TASK GOAL: Scan the records for the string "properties"; copy each line where it occurs.

RECORDS TO USE:
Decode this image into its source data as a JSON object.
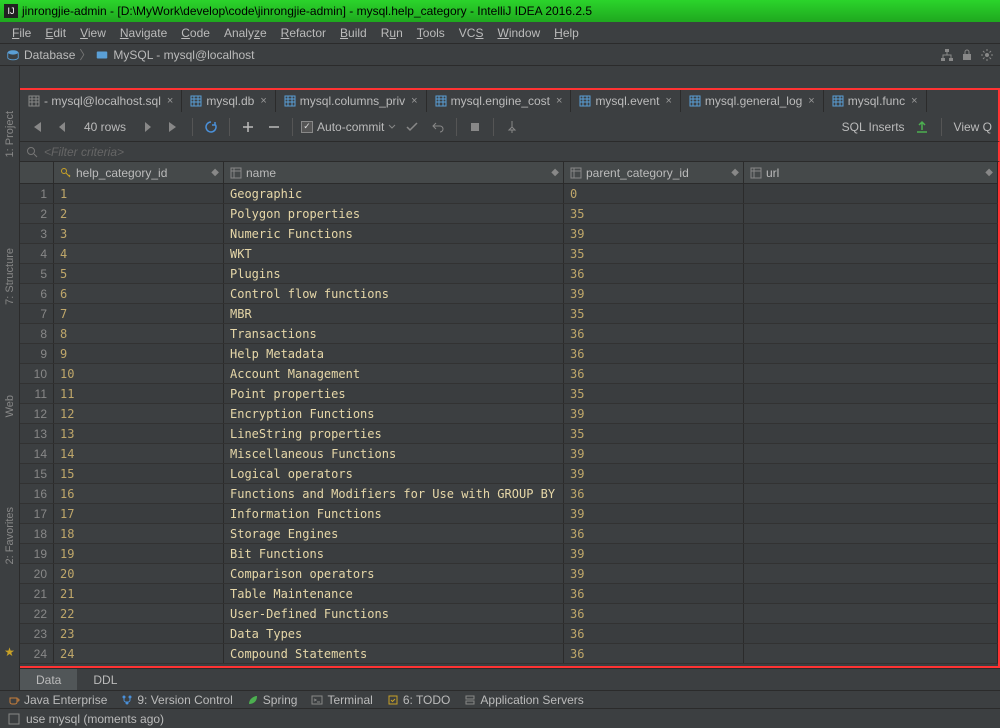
{
  "window": {
    "title": "jinrongjie-admin - [D:\\MyWork\\develop\\code\\jinrongjie-admin] - mysql.help_category - IntelliJ IDEA 2016.2.5"
  },
  "menu": {
    "items": [
      "File",
      "Edit",
      "View",
      "Navigate",
      "Code",
      "Analyze",
      "Refactor",
      "Build",
      "Run",
      "Tools",
      "VCS",
      "Window",
      "Help"
    ]
  },
  "breadcrumb": {
    "items": [
      "Database",
      "MySQL - mysql@localhost"
    ]
  },
  "editor_tabs": [
    {
      "label": "mysql@localhost.sql",
      "kind": "file",
      "active": false,
      "prefix": "- "
    },
    {
      "label": "mysql.db",
      "kind": "table",
      "active": false,
      "prefix": ""
    },
    {
      "label": "mysql.columns_priv",
      "kind": "table",
      "active": false,
      "prefix": ""
    },
    {
      "label": "mysql.engine_cost",
      "kind": "table",
      "active": false,
      "prefix": ""
    },
    {
      "label": "mysql.event",
      "kind": "table",
      "active": false,
      "prefix": ""
    },
    {
      "label": "mysql.general_log",
      "kind": "table",
      "active": false,
      "prefix": ""
    },
    {
      "label": "mysql.func",
      "kind": "table",
      "active": false,
      "prefix": ""
    }
  ],
  "toolbar": {
    "row_count": "40 rows",
    "auto_commit": "Auto-commit",
    "sql_inserts": "SQL Inserts",
    "view_query": "View Q"
  },
  "filter": {
    "placeholder": "<Filter criteria>"
  },
  "columns": [
    {
      "name": "help_category_id",
      "icon": "key"
    },
    {
      "name": "name",
      "icon": "column"
    },
    {
      "name": "parent_category_id",
      "icon": "column"
    },
    {
      "name": "url",
      "icon": "column"
    }
  ],
  "rows": [
    {
      "n": 1,
      "id": "1",
      "name": "Geographic",
      "parent": "0",
      "url": ""
    },
    {
      "n": 2,
      "id": "2",
      "name": "Polygon properties",
      "parent": "35",
      "url": ""
    },
    {
      "n": 3,
      "id": "3",
      "name": "Numeric Functions",
      "parent": "39",
      "url": ""
    },
    {
      "n": 4,
      "id": "4",
      "name": "WKT",
      "parent": "35",
      "url": ""
    },
    {
      "n": 5,
      "id": "5",
      "name": "Plugins",
      "parent": "36",
      "url": ""
    },
    {
      "n": 6,
      "id": "6",
      "name": "Control flow functions",
      "parent": "39",
      "url": ""
    },
    {
      "n": 7,
      "id": "7",
      "name": "MBR",
      "parent": "35",
      "url": ""
    },
    {
      "n": 8,
      "id": "8",
      "name": "Transactions",
      "parent": "36",
      "url": ""
    },
    {
      "n": 9,
      "id": "9",
      "name": "Help Metadata",
      "parent": "36",
      "url": ""
    },
    {
      "n": 10,
      "id": "10",
      "name": "Account Management",
      "parent": "36",
      "url": ""
    },
    {
      "n": 11,
      "id": "11",
      "name": "Point properties",
      "parent": "35",
      "url": ""
    },
    {
      "n": 12,
      "id": "12",
      "name": "Encryption Functions",
      "parent": "39",
      "url": ""
    },
    {
      "n": 13,
      "id": "13",
      "name": "LineString properties",
      "parent": "35",
      "url": ""
    },
    {
      "n": 14,
      "id": "14",
      "name": "Miscellaneous Functions",
      "parent": "39",
      "url": ""
    },
    {
      "n": 15,
      "id": "15",
      "name": "Logical operators",
      "parent": "39",
      "url": ""
    },
    {
      "n": 16,
      "id": "16",
      "name": "Functions and Modifiers for Use with GROUP BY",
      "parent": "36",
      "url": ""
    },
    {
      "n": 17,
      "id": "17",
      "name": "Information Functions",
      "parent": "39",
      "url": ""
    },
    {
      "n": 18,
      "id": "18",
      "name": "Storage Engines",
      "parent": "36",
      "url": ""
    },
    {
      "n": 19,
      "id": "19",
      "name": "Bit Functions",
      "parent": "39",
      "url": ""
    },
    {
      "n": 20,
      "id": "20",
      "name": "Comparison operators",
      "parent": "39",
      "url": ""
    },
    {
      "n": 21,
      "id": "21",
      "name": "Table Maintenance",
      "parent": "36",
      "url": ""
    },
    {
      "n": 22,
      "id": "22",
      "name": "User-Defined Functions",
      "parent": "36",
      "url": ""
    },
    {
      "n": 23,
      "id": "23",
      "name": "Data Types",
      "parent": "36",
      "url": ""
    },
    {
      "n": 24,
      "id": "24",
      "name": "Compound Statements",
      "parent": "36",
      "url": ""
    }
  ],
  "bottom_tabs": {
    "data": "Data",
    "ddl": "DDL"
  },
  "side_labels": {
    "project": "1: Project",
    "structure": "7: Structure",
    "web": "Web",
    "favorites": "2: Favorites"
  },
  "toolwindows": [
    {
      "label": "Java Enterprise",
      "icon": "coffee"
    },
    {
      "label": "9: Version Control",
      "icon": "branch"
    },
    {
      "label": "Spring",
      "icon": "leaf"
    },
    {
      "label": "Terminal",
      "icon": "terminal"
    },
    {
      "label": "6: TODO",
      "icon": "todo"
    },
    {
      "label": "Application Servers",
      "icon": "server"
    }
  ],
  "status": {
    "message": "use mysql (moments ago)"
  }
}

EXERCISE RESULT:
      "name": "Polygon properties",
      "name": "Point properties",
      "name": "LineString properties",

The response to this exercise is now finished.